**TASK OBJECTIVE:** Strip the pictures and reproduce the rest of the listing exactly.

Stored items
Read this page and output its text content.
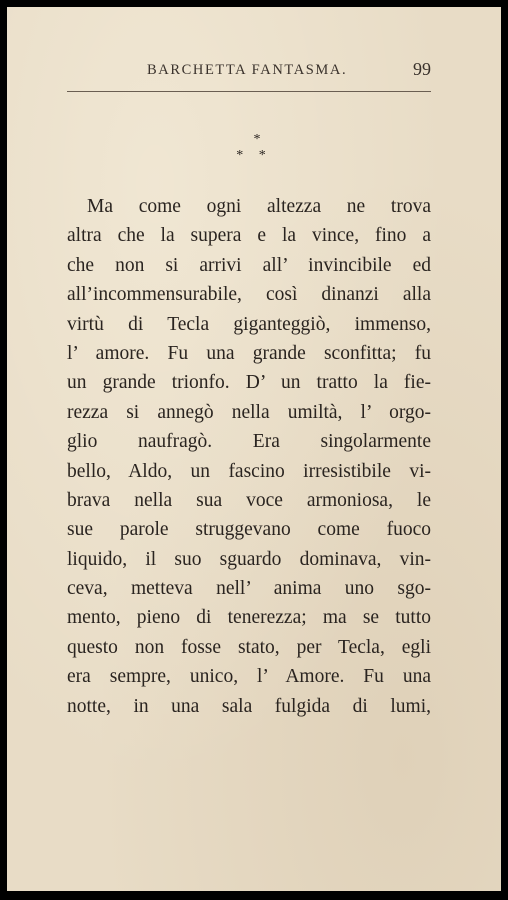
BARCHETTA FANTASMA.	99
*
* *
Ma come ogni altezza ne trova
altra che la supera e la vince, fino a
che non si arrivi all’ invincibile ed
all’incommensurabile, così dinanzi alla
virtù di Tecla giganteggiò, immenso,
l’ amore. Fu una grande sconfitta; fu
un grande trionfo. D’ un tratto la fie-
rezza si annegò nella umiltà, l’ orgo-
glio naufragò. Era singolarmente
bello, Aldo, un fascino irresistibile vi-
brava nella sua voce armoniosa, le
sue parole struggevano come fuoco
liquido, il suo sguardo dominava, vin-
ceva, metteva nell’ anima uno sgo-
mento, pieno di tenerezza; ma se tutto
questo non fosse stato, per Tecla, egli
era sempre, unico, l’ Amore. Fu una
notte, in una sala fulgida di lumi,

**SOLUTION TO THIS PROBLEM:**
Read this page and output its text content.
BARCHETTA FANTASMA.	99
*
* *
Ma come ogni altezza ne trova
altra che la supera e la vince, fino a
che non si arrivi all’ invincibile ed
all’incommensurabile, così dinanzi alla
virtù di Tecla giganteggiò, immenso,
l’ amore. Fu una grande sconfitta; fu
un grande trionfo. D’ un tratto la fie-
rezza si annegò nella umiltà, l’ orgo-
glio naufragò. Era singolarmente
bello, Aldo, un fascino irresistibile vi-
brava nella sua voce armoniosa, le
sue parole struggevano come fuoco
liquido, il suo sguardo dominava, vin-
ceva, metteva nell’ anima uno sgo-
mento, pieno di tenerezza; ma se tutto
questo non fosse stato, per Tecla, egli
era sempre, unico, l’ Amore. Fu una
notte, in una sala fulgida di lumi,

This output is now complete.